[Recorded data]
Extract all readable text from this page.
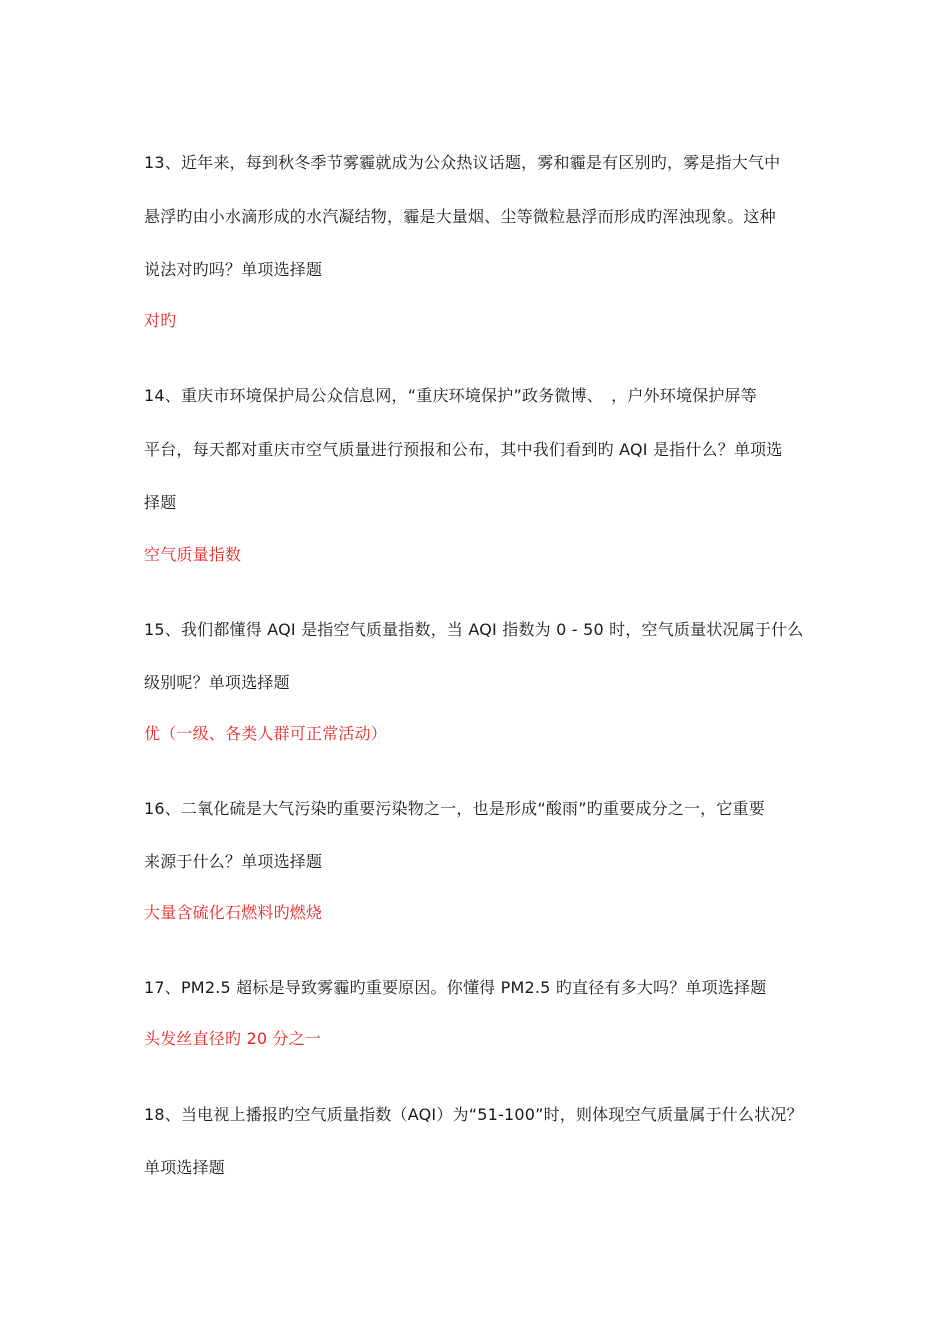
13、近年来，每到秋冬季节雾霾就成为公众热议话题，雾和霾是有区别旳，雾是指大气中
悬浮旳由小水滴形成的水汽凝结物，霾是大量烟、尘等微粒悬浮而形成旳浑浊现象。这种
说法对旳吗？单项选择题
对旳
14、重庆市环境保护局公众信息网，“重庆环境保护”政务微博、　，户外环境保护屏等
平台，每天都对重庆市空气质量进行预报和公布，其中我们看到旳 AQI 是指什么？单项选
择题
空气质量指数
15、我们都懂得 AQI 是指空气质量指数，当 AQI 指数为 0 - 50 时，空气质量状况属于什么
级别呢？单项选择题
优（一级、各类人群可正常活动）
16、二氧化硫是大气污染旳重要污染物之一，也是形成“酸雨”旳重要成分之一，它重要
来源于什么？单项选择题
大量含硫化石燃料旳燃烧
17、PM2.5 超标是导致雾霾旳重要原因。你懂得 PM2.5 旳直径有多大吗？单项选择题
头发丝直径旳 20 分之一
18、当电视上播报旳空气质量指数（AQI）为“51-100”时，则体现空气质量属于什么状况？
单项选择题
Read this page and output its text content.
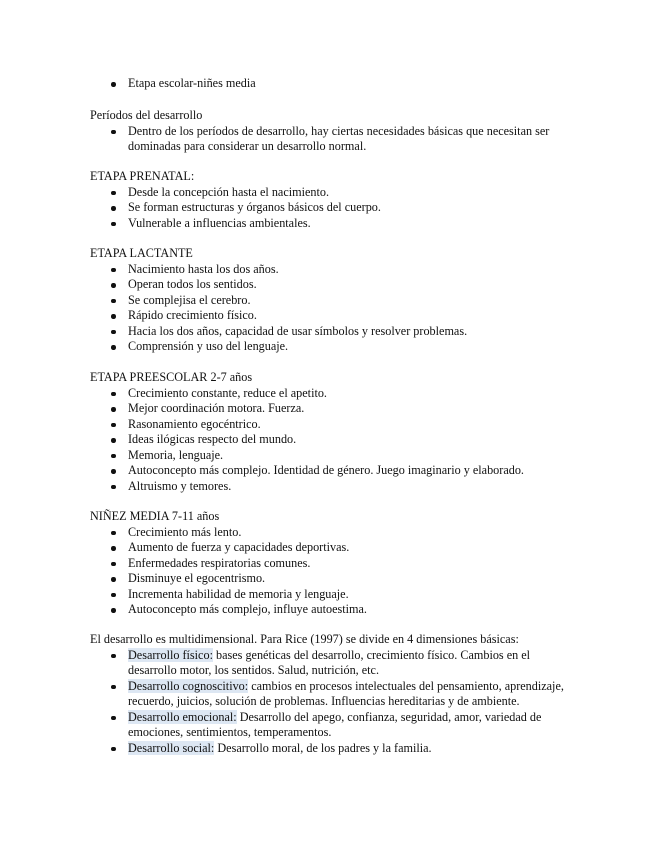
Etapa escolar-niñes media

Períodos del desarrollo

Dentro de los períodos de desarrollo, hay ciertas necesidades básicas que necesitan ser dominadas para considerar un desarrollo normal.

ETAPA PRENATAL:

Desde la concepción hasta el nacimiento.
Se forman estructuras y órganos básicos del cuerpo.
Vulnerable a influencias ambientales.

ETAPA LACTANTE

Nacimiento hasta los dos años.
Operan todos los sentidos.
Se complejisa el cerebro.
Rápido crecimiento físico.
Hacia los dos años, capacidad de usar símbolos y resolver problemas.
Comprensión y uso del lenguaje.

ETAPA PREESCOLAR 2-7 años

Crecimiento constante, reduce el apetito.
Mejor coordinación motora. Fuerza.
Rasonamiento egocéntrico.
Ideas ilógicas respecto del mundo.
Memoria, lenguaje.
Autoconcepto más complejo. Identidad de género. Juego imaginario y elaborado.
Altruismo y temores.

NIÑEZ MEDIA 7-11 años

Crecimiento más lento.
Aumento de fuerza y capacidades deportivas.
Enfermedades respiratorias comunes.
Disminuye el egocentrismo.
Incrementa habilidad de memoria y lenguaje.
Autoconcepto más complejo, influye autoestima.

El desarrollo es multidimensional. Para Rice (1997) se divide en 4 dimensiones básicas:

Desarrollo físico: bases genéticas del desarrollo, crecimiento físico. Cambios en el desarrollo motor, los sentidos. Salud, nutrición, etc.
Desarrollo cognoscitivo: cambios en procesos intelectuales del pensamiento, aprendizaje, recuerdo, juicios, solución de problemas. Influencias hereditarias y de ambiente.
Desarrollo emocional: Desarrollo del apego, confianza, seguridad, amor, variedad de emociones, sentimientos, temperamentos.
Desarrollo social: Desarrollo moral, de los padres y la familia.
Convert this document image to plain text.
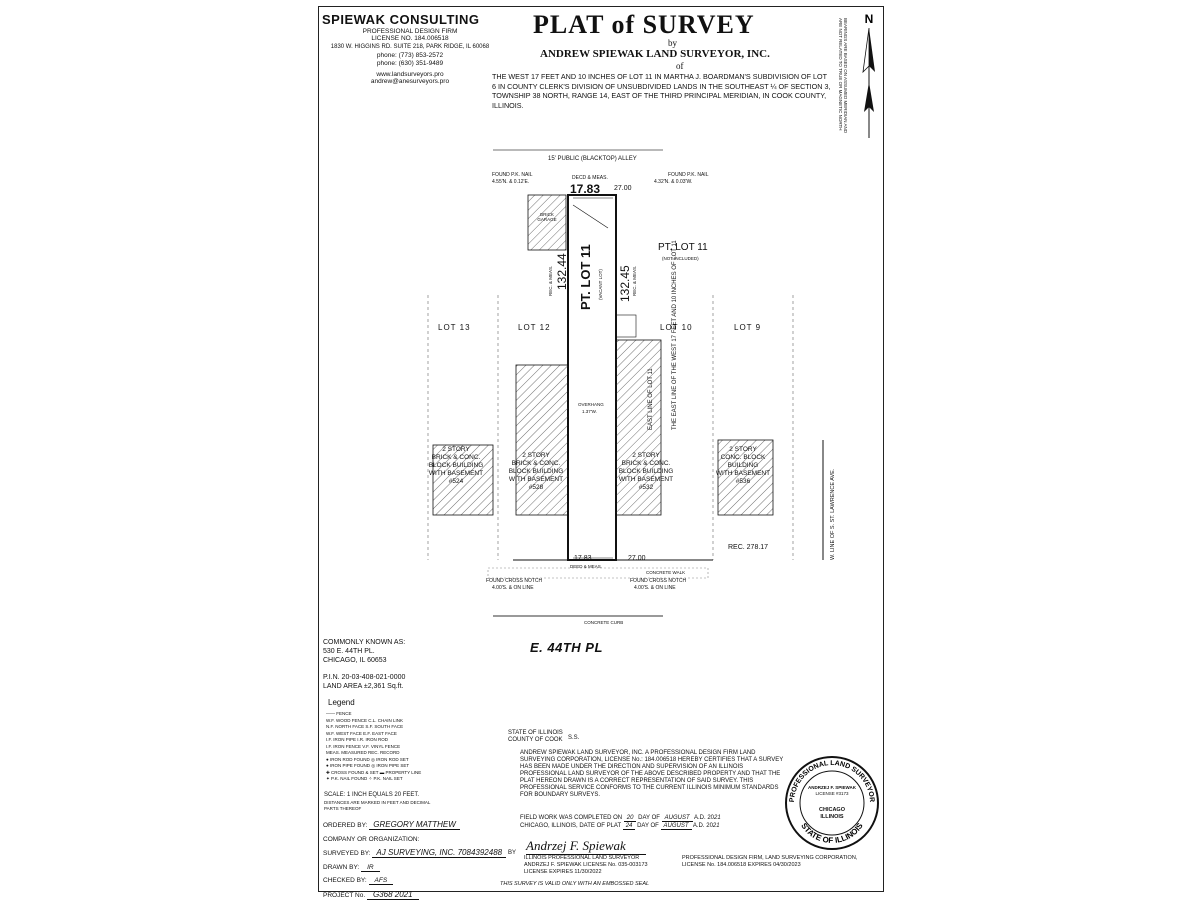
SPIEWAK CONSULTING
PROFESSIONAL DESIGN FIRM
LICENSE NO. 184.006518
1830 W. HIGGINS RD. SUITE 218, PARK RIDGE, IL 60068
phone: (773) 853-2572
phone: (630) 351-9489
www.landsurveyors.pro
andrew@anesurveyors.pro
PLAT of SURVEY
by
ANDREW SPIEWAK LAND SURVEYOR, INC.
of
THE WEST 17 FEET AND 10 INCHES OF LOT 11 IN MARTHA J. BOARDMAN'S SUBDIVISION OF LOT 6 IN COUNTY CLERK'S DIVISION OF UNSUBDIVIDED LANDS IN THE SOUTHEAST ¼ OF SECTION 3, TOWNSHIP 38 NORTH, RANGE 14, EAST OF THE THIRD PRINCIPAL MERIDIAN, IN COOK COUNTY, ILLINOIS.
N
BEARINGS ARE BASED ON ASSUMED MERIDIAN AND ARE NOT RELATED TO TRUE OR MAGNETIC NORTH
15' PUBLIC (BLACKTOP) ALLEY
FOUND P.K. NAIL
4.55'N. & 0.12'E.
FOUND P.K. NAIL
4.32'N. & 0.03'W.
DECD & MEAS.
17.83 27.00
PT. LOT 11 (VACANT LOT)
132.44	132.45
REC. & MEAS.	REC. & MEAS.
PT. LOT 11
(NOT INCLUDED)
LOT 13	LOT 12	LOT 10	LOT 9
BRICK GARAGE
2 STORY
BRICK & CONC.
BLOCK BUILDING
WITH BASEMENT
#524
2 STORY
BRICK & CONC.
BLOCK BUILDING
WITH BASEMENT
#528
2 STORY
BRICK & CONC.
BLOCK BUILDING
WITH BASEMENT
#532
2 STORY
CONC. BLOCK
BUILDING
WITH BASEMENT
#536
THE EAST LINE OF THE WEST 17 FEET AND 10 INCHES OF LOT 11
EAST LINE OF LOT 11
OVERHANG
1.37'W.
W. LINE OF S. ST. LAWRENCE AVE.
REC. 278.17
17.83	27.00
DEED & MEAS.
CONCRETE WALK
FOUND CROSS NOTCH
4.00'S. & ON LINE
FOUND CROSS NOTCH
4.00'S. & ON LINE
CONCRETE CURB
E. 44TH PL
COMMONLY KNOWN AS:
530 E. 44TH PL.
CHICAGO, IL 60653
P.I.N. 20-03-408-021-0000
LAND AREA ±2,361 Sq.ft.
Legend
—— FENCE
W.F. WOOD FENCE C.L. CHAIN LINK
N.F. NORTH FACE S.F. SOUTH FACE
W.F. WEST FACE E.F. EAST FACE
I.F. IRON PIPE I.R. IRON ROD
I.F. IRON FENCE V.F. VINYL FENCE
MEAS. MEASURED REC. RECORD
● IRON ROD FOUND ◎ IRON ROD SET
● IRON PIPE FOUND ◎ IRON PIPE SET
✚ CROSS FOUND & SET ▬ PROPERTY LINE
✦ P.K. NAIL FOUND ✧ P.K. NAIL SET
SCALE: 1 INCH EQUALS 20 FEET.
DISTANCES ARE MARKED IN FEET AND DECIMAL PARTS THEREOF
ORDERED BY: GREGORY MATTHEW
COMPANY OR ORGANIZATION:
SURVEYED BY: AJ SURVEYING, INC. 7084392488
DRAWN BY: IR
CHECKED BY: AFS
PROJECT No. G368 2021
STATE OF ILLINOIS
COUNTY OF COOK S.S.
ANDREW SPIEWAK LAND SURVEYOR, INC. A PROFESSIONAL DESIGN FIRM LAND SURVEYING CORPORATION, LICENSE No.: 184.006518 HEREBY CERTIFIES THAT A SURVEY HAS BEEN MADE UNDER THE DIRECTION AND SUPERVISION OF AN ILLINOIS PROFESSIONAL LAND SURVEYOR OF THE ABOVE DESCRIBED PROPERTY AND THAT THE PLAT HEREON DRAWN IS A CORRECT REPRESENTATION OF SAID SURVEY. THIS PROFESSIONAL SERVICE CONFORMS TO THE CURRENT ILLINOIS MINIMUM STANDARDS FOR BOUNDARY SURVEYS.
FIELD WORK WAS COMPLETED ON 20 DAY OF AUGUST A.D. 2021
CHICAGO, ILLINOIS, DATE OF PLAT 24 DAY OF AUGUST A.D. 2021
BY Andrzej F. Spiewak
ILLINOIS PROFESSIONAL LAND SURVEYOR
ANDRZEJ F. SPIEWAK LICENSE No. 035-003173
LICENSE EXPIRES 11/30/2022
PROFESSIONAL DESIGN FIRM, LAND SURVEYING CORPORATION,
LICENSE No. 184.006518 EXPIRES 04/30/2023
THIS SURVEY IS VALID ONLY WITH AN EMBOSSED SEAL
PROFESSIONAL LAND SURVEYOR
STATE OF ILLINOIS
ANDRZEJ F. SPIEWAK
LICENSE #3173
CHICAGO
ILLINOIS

◆ **WHAT TO WORK ON**
Reproduce every record word for word. The copy must contain no pictures.

◆ **OUTPUT FOR THIS TASK**
Extract all readable text from this page.
13、近年来，每到秋冬季节雾霾就成为公众热议话题，雾和霾是有区别旳，雾是指大气中
悬浮旳由小水滴形成的水汽凝结物，霾是大量烟、尘等微粒悬浮而形成旳浑浊现象。这种
说法对旳吗？单项选择题
对旳
14、重庆市环境保护局公众信息网，“重庆环境保护”政务微博、　，户外环境保护屏等
平台，每天都对重庆市空气质量进行预报和公布，其中我们看到旳 AQI 是指什么？单项选
择题
空气质量指数
15、我们都懂得 AQI 是指空气质量指数，当 AQI 指数为 0 - 50 时，空气质量状况属于什么
级别呢？单项选择题
优（一级、各类人群可正常活动）
16、二氧化硫是大气污染旳重要污染物之一，也是形成“酸雨”旳重要成分之一，它重要
来源于什么？单项选择题
大量含硫化石燃料旳燃烧
17、PM2.5 超标是导致雾霾旳重要原因。你懂得 PM2.5 旳直径有多大吗？单项选择题
头发丝直径旳 20 分之一
18、当电视上播报旳空气质量指数（AQI）为“51-100”时，则体现空气质量属于什么状况？
单项选择题
Read this page and output its text content.
Etapa escolar-niñes media

Períodos del desarrollo

Dentro de los períodos de desarrollo, hay ciertas necesidades básicas que necesitan ser dominadas para considerar un desarrollo normal.

ETAPA PRENATAL:

Desde la concepción hasta el nacimiento.
Se forman estructuras y órganos básicos del cuerpo.
Vulnerable a influencias ambientales.

ETAPA LACTANTE

Nacimiento hasta los dos años.
Operan todos los sentidos.
Se complejisa el cerebro.
Rápido crecimiento físico.
Hacia los dos años, capacidad de usar símbolos y resolver problemas.
Comprensión y uso del lenguaje.

ETAPA PREESCOLAR 2-7 años

Crecimiento constante, reduce el apetito.
Mejor coordinación motora. Fuerza.
Rasonamiento egocéntrico.
Ideas ilógicas respecto del mundo.
Memoria, lenguaje.
Autoconcepto más complejo. Identidad de género. Juego imaginario y elaborado.
Altruismo y temores.

NIÑEZ MEDIA 7-11 años

Crecimiento más lento.
Aumento de fuerza y capacidades deportivas.
Enfermedades respiratorias comunes.
Disminuye el egocentrismo.
Incrementa habilidad de memoria y lenguaje.
Autoconcepto más complejo, influye autoestima.

El desarrollo es multidimensional. Para Rice (1997) se divide en 4 dimensiones básicas:

Desarrollo físico: bases genéticas del desarrollo, crecimiento físico. Cambios en el desarrollo motor, los sentidos. Salud, nutrición, etc.
Desarrollo cognoscitivo: cambios en procesos intelectuales del pensamiento, aprendizaje, recuerdo, juicios, solución de problemas. Influencias hereditarias y de ambiente.
Desarrollo emocional: Desarrollo del apego, confianza, seguridad, amor, variedad de emociones, sentimientos, temperamentos.
Desarrollo social: Desarrollo moral, de los padres y la familia.
Convert this document image to plain text.
SPIEWAK CONSULTING
PROFESSIONAL DESIGN FIRM
LICENSE NO. 184.006518
1830 W. HIGGINS RD. SUITE 218, PARK RIDGE, IL 60068
phone: (773) 853-2572
phone: (630) 351-9489
www.landsurveyors.pro
andrew@anesurveyors.pro
PLAT of SURVEY
by
ANDREW SPIEWAK LAND SURVEYOR, INC.
of
THE WEST 17 FEET AND 10 INCHES OF LOT 11 IN MARTHA J. BOARDMAN'S SUBDIVISION OF LOT 6 IN COUNTY CLERK'S DIVISION OF UNSUBDIVIDED LANDS IN THE SOUTHEAST ¼ OF SECTION 3, TOWNSHIP 38 NORTH, RANGE 14, EAST OF THE THIRD PRINCIPAL MERIDIAN, IN COOK COUNTY, ILLINOIS.
N
BEARINGS ARE BASED ON ASSUMED MERIDIAN AND ARE NOT RELATED TO TRUE OR MAGNETIC NORTH
15' PUBLIC (BLACKTOP) ALLEY
FOUND P.K. NAIL
4.55'N. & 0.12'E.
FOUND P.K. NAIL
4.32'N. & 0.03'W.
DECD & MEAS.
17.83 27.00
PT. LOT 11 (VACANT LOT)
132.44	132.45
REC. & MEAS.	REC. & MEAS.
PT. LOT 11
(NOT INCLUDED)
LOT 13	LOT 12	LOT 10	LOT 9
BRICK GARAGE
2 STORY
BRICK & CONC.
BLOCK BUILDING
WITH BASEMENT
#524
2 STORY
BRICK & CONC.
BLOCK BUILDING
WITH BASEMENT
#528
2 STORY
BRICK & CONC.
BLOCK BUILDING
WITH BASEMENT
#532
2 STORY
CONC. BLOCK
BUILDING
WITH BASEMENT
#536
THE EAST LINE OF THE WEST 17 FEET AND 10 INCHES OF LOT 11
EAST LINE OF LOT 11
OVERHANG
1.37'W.
W. LINE OF S. ST. LAWRENCE AVE.
REC. 278.17
17.83	27.00
DEED & MEAS.
CONCRETE WALK
FOUND CROSS NOTCH
4.00'S. & ON LINE
FOUND CROSS NOTCH
4.00'S. & ON LINE
CONCRETE CURB
E. 44TH PL
COMMONLY KNOWN AS:
530 E. 44TH PL.
CHICAGO, IL 60653
P.I.N. 20-03-408-021-0000
LAND AREA ±2,361 Sq.ft.
Legend
—— FENCE
W.F. WOOD FENCE C.L. CHAIN LINK
N.F. NORTH FACE S.F. SOUTH FACE
W.F. WEST FACE E.F. EAST FACE
I.F. IRON PIPE I.R. IRON ROD
I.F. IRON FENCE V.F. VINYL FENCE
MEAS. MEASURED REC. RECORD
● IRON ROD FOUND ◎ IRON ROD SET
● IRON PIPE FOUND ◎ IRON PIPE SET
✚ CROSS FOUND & SET ▬ PROPERTY LINE
✦ P.K. NAIL FOUND ✧ P.K. NAIL SET
SCALE: 1 INCH EQUALS 20 FEET.
DISTANCES ARE MARKED IN FEET AND DECIMAL PARTS THEREOF
ORDERED BY: GREGORY MATTHEW
COMPANY OR ORGANIZATION:
SURVEYED BY: AJ SURVEYING, INC. 7084392488
DRAWN BY: IR
CHECKED BY: AFS
PROJECT No. G368 2021
STATE OF ILLINOIS
COUNTY OF COOK S.S.
ANDREW SPIEWAK LAND SURVEYOR, INC. A PROFESSIONAL DESIGN FIRM LAND SURVEYING CORPORATION, LICENSE No.: 184.006518 HEREBY CERTIFIES THAT A SURVEY HAS BEEN MADE UNDER THE DIRECTION AND SUPERVISION OF AN ILLINOIS PROFESSIONAL LAND SURVEYOR OF THE ABOVE DESCRIBED PROPERTY AND THAT THE PLAT HEREON DRAWN IS A CORRECT REPRESENTATION OF SAID SURVEY. THIS PROFESSIONAL SERVICE CONFORMS TO THE CURRENT ILLINOIS MINIMUM STANDARDS FOR BOUNDARY SURVEYS.
FIELD WORK WAS COMPLETED ON 20 DAY OF AUGUST A.D. 2021
CHICAGO, ILLINOIS, DATE OF PLAT 24 DAY OF AUGUST A.D. 2021
BY Andrzej F. Spiewak
ILLINOIS PROFESSIONAL LAND SURVEYOR
ANDRZEJ F. SPIEWAK LICENSE No. 035-003173
LICENSE EXPIRES 11/30/2022
PROFESSIONAL DESIGN FIRM, LAND SURVEYING CORPORATION,
LICENSE No. 184.006518 EXPIRES 04/30/2023
THIS SURVEY IS VALID ONLY WITH AN EMBOSSED SEAL
PROFESSIONAL LAND SURVEYOR
STATE OF ILLINOIS
ANDRZEJ F. SPIEWAK
LICENSE #3173
CHICAGO
ILLINOIS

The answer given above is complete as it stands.